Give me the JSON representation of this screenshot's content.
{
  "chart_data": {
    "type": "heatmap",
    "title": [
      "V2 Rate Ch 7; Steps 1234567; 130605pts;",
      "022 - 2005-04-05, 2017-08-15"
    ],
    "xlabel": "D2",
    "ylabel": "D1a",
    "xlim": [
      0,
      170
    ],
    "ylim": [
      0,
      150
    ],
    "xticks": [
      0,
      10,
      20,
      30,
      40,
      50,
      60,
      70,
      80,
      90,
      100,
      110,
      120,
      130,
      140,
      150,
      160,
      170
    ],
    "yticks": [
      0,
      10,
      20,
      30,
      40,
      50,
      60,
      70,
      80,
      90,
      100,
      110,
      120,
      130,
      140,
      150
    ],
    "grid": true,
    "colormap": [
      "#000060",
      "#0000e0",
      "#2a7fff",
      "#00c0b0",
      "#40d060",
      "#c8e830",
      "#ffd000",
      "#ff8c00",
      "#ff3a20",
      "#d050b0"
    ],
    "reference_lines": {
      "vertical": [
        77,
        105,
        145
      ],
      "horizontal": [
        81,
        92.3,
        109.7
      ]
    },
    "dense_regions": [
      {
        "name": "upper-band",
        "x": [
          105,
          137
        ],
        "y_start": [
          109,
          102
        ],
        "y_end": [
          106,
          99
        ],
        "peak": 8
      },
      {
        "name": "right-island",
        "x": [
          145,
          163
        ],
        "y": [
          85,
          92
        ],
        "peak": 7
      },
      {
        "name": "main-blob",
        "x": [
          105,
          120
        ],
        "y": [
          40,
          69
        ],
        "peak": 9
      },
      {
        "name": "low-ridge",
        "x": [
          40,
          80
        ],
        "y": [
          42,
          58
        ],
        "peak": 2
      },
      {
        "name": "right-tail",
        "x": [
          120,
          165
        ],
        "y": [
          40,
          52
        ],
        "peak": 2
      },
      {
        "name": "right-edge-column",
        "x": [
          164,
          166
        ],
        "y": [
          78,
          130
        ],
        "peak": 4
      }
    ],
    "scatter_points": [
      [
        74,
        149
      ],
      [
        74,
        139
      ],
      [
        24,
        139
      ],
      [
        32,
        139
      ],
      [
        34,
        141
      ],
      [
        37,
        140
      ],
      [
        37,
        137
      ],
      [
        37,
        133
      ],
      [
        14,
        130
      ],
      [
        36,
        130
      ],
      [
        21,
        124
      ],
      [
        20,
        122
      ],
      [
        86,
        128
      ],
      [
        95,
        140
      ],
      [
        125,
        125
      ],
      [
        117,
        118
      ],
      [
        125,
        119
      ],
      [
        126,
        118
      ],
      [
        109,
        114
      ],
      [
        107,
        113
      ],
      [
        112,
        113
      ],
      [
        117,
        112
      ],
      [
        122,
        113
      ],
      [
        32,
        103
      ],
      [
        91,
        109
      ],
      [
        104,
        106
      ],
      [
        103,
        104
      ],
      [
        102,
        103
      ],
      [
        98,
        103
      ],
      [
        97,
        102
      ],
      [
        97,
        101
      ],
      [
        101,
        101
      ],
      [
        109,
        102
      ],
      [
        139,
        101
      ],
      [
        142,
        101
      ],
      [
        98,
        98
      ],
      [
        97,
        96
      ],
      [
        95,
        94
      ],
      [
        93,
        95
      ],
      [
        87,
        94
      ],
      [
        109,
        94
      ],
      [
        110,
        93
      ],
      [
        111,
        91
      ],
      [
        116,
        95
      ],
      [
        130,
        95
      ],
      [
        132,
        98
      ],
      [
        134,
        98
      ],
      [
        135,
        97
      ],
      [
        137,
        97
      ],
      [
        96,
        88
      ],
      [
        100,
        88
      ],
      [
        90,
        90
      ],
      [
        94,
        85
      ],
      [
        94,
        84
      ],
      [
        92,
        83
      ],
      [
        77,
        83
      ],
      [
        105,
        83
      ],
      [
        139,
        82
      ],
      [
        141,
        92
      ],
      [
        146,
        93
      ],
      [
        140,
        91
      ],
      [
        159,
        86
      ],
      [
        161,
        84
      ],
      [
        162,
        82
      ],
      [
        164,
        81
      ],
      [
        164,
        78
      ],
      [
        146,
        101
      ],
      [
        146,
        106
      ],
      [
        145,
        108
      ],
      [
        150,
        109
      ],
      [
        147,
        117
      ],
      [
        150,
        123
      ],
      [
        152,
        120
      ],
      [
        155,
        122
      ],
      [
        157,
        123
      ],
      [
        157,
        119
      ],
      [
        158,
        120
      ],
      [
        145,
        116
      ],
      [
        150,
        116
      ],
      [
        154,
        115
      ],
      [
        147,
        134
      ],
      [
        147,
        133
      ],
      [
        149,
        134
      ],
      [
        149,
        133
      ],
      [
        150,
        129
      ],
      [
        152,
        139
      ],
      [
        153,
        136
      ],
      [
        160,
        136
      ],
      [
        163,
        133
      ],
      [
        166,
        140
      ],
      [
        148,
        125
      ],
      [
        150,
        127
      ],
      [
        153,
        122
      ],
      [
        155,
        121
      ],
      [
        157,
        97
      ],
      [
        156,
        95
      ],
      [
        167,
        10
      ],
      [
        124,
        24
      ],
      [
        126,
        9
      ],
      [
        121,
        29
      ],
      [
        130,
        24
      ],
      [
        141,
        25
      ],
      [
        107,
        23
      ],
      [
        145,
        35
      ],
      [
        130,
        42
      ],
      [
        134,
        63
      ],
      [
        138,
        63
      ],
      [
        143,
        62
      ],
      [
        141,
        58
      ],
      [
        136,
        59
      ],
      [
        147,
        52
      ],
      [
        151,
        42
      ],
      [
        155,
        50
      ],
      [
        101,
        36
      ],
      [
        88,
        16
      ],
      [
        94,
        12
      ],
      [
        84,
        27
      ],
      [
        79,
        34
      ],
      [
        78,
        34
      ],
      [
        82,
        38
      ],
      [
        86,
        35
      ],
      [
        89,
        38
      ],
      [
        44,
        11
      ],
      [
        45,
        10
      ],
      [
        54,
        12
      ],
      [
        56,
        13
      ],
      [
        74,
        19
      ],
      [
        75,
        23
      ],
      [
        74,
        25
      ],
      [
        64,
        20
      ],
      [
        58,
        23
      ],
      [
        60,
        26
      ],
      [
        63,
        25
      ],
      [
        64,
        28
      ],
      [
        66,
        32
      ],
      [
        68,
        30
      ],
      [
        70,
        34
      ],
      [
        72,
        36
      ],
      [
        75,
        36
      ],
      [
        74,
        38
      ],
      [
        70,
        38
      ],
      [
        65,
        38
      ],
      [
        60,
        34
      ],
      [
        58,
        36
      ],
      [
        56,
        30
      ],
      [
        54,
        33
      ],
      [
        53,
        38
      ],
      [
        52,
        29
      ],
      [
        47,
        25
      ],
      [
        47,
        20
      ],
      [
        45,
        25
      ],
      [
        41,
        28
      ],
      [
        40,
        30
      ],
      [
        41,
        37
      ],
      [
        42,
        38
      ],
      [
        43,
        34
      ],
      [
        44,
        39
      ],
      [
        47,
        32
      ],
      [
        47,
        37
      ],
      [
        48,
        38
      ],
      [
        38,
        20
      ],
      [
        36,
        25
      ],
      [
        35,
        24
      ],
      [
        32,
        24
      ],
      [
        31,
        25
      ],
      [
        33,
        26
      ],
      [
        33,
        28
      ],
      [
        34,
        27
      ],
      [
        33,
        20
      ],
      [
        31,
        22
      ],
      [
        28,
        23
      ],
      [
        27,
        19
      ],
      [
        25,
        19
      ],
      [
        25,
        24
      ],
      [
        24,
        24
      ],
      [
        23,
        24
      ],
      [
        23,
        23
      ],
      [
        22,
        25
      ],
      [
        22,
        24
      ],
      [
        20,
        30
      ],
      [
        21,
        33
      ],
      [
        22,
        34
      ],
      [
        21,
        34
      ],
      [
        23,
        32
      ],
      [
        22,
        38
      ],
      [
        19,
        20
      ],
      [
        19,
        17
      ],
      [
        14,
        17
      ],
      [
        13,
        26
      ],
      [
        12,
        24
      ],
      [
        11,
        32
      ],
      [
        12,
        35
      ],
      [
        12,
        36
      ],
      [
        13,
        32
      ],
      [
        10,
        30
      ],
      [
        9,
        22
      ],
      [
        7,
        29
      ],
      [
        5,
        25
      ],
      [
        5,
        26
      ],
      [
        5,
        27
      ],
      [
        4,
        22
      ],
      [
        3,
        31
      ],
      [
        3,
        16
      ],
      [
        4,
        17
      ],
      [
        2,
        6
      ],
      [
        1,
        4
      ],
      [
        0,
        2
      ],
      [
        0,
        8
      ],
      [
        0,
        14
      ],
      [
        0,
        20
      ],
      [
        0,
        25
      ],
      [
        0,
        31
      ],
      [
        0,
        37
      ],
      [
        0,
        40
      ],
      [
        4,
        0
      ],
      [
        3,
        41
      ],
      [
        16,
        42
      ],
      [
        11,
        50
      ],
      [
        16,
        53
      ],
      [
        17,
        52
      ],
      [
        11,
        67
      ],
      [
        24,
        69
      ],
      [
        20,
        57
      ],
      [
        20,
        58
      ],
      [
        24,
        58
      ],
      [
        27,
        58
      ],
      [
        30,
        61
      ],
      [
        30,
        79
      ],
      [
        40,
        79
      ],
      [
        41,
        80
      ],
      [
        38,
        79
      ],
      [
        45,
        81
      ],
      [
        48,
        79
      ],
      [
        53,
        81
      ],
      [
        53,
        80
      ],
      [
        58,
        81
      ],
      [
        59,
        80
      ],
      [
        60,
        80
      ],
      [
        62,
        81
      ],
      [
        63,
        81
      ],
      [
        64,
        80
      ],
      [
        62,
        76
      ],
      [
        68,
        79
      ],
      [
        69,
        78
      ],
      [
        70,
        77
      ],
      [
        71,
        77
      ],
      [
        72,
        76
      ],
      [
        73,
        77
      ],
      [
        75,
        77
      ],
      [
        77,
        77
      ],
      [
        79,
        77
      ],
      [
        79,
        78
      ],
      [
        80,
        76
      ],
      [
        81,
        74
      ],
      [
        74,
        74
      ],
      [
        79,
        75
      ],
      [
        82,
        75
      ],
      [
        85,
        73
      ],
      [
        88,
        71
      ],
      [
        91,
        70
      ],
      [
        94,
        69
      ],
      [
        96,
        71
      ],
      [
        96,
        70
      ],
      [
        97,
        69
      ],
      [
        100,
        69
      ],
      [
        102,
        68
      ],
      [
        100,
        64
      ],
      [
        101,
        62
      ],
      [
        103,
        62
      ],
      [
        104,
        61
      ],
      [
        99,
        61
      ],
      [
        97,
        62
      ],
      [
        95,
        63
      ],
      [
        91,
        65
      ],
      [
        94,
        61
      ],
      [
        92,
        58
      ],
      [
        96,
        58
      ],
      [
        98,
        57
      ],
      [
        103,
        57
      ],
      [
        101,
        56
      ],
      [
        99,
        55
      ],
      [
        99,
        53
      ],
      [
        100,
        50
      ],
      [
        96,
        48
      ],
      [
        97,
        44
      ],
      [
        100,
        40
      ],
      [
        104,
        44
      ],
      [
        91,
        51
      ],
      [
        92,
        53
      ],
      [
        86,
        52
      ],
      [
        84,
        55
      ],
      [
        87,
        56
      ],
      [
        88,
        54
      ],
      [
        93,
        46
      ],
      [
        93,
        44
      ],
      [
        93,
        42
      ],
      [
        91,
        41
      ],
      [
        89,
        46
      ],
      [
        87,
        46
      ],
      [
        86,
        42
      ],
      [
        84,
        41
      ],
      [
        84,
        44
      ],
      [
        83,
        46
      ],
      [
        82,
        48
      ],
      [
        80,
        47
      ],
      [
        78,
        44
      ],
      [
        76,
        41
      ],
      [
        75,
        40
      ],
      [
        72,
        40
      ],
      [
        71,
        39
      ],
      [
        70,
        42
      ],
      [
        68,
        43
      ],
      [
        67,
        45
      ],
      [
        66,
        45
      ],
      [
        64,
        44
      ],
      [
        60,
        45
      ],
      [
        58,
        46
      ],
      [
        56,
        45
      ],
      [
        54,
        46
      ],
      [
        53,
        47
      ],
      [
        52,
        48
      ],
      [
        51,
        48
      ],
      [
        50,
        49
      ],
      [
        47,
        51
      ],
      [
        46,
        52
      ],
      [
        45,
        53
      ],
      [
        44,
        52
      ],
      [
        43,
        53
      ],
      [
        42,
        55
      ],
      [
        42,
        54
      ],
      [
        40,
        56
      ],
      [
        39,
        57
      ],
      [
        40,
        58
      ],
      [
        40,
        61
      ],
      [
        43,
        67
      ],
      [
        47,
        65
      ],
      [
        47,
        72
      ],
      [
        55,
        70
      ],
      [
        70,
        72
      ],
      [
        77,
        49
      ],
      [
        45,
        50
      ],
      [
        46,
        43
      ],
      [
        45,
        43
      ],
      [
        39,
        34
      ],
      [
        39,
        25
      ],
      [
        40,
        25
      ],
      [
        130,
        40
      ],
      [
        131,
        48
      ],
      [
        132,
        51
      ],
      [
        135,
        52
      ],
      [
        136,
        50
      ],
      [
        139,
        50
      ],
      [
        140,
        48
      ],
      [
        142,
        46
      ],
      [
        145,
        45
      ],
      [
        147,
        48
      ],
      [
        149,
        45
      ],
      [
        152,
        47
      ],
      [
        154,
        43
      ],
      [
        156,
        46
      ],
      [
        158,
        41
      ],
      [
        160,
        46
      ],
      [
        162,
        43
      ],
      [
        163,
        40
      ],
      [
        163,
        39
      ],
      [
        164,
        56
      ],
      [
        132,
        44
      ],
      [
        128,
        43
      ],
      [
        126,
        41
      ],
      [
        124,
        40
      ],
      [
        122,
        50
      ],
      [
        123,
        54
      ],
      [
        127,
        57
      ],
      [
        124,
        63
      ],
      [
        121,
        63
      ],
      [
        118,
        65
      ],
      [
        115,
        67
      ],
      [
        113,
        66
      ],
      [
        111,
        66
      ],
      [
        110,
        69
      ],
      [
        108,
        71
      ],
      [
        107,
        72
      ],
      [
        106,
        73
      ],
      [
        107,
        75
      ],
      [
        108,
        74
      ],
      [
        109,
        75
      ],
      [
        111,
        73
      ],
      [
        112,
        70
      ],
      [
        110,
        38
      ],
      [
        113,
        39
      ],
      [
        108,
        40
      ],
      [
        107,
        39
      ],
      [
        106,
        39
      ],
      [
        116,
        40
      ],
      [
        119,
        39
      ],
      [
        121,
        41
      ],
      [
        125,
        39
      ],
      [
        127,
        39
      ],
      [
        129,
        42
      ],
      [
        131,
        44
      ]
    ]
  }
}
════
● **Your objective**
Which lines in the listing above hold the word "name"? Show each of them.

● **Response**
        "name": "upper-band",
        "name": "right-island",
        "name": "main-blob",
        "name": "low-ridge",
        "name": "right-tail",
        "name": "right-edge-column",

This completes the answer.